**DIRECTIONS FOR THIS TASK:** Each line below either holds the string "title" or doesn't. Count those that do and give only the number.

— START OF DATA ROWS —

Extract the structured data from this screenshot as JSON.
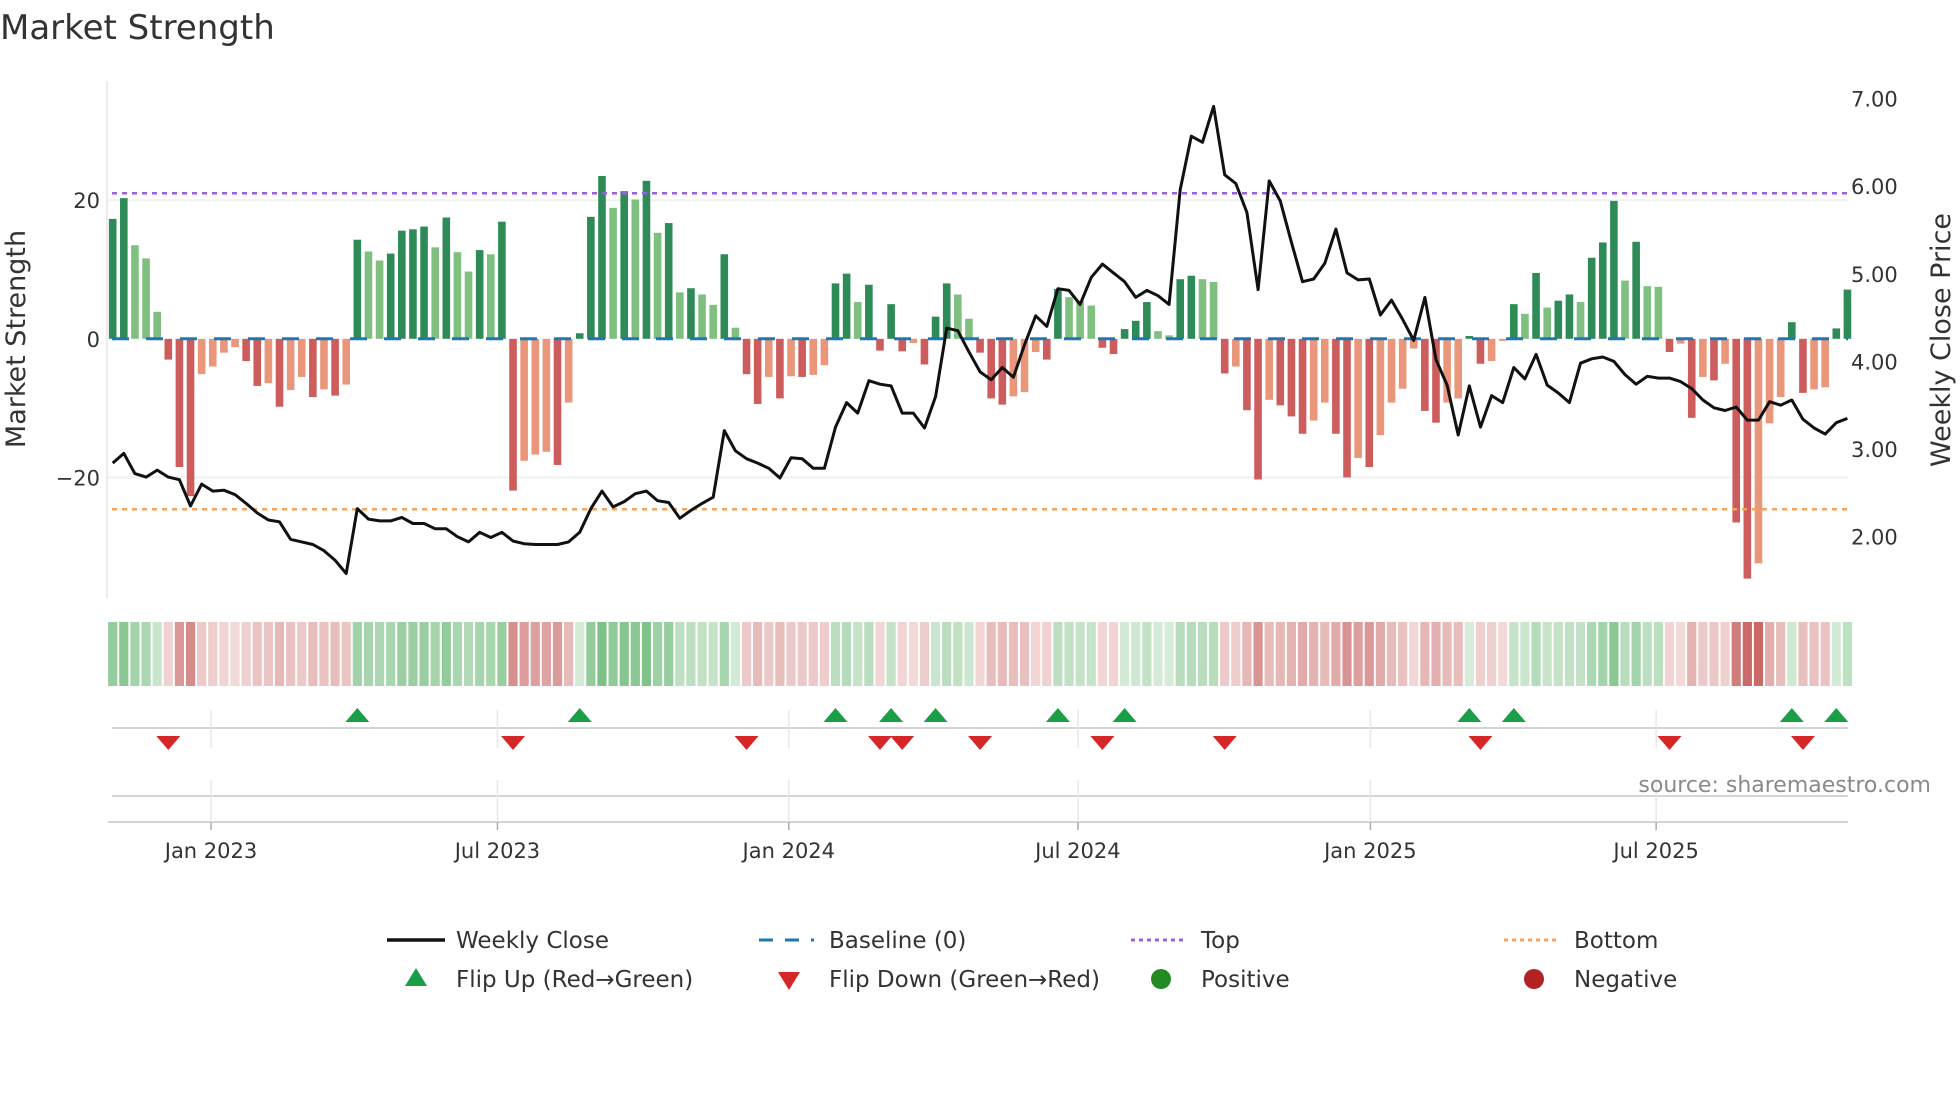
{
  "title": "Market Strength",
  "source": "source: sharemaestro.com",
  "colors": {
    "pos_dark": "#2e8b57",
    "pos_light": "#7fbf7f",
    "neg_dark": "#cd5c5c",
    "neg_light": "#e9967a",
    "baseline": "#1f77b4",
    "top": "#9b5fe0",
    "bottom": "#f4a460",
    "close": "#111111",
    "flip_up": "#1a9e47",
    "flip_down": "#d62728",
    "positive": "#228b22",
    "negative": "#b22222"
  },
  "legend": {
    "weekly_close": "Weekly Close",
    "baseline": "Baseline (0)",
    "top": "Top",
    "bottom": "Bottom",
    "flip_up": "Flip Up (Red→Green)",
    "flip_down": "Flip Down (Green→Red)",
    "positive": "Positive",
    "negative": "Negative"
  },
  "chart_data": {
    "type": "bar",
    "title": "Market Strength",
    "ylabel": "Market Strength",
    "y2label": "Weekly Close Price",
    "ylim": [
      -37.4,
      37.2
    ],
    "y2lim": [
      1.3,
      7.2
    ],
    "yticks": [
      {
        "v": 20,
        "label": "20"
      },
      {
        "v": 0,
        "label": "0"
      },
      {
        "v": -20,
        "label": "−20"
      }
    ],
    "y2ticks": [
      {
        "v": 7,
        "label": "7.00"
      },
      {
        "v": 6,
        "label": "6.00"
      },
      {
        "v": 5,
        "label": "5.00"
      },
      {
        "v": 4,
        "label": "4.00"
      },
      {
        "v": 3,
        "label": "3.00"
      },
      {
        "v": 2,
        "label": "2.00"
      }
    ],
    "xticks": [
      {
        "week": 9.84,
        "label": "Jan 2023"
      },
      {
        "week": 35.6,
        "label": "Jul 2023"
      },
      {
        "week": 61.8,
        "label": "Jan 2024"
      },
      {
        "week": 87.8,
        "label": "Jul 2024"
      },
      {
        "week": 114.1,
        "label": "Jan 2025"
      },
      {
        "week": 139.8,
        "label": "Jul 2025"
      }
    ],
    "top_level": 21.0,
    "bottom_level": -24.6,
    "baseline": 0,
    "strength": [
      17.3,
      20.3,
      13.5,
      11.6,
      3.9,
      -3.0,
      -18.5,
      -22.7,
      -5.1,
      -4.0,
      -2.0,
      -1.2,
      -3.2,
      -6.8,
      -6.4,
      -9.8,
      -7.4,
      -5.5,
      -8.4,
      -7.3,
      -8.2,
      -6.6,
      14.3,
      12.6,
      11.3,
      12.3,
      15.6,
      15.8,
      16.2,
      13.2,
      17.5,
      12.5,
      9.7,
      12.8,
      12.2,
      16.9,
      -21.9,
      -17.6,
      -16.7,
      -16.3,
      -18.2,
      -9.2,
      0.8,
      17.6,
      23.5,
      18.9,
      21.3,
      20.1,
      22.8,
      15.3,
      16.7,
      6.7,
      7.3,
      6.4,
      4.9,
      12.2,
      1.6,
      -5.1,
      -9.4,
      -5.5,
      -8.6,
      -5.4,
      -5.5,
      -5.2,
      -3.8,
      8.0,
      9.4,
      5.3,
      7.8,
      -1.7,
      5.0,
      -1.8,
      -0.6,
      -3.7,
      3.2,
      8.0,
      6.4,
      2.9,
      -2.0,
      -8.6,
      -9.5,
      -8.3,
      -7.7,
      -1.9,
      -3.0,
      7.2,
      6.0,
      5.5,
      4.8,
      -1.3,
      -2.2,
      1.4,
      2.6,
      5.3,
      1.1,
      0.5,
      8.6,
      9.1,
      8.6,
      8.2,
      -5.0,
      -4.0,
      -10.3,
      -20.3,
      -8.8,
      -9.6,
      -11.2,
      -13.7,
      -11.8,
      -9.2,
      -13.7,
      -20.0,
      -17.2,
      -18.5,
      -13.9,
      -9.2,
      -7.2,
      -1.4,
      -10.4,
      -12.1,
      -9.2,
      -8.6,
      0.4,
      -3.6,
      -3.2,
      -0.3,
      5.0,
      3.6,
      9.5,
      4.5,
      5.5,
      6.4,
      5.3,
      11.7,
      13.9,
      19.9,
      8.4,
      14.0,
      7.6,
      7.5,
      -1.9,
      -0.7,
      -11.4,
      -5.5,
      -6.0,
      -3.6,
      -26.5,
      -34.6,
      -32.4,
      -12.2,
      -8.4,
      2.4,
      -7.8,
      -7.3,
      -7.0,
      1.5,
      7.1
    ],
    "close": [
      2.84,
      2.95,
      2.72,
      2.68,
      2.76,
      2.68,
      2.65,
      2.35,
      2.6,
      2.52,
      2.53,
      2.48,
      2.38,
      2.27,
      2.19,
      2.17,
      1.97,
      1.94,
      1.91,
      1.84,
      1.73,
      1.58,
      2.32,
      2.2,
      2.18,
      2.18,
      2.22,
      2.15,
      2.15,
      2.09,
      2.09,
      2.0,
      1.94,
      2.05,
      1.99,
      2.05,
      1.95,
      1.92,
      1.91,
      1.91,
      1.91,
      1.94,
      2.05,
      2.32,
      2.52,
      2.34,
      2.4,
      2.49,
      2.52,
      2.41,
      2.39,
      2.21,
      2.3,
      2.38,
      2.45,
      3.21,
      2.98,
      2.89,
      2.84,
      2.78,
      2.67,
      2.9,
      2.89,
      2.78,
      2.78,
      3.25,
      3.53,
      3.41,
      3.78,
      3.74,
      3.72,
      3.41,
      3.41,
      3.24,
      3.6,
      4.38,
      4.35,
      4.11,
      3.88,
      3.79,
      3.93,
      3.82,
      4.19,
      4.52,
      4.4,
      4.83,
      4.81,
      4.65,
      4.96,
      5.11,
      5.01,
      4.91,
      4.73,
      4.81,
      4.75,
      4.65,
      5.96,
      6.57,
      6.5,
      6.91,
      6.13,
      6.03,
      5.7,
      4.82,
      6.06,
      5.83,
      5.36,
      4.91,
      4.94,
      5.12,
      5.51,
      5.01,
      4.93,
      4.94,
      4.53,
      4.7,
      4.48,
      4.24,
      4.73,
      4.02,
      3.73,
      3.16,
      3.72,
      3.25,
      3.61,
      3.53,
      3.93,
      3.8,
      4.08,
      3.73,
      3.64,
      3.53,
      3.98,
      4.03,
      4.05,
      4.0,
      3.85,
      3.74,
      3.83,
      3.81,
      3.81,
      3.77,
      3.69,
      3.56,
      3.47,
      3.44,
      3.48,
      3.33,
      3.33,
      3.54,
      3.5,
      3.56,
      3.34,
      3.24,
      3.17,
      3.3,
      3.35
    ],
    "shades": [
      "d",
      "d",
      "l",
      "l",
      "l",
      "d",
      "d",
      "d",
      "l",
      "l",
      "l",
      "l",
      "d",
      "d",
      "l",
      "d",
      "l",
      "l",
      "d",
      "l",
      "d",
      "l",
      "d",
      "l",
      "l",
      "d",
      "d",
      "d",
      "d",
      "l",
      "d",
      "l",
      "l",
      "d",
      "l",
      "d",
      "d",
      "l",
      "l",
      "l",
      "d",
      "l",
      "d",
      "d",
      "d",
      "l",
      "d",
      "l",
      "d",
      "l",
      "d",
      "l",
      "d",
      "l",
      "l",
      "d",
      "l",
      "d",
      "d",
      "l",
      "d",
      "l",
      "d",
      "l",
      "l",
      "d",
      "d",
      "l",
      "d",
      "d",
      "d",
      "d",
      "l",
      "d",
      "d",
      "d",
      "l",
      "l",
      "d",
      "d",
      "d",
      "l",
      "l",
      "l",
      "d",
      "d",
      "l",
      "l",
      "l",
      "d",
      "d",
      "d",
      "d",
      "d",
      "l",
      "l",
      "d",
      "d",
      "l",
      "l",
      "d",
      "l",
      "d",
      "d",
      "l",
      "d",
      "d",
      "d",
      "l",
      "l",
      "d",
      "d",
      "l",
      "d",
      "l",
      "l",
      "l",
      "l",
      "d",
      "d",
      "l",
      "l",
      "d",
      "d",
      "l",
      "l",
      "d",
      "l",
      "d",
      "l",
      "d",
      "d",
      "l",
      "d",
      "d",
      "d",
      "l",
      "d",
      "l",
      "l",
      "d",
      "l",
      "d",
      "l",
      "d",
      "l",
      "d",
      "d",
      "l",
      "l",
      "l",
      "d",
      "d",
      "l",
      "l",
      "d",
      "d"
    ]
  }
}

— END OF DATA ROWS —

**RESPONSE TO THIS TASK:** 2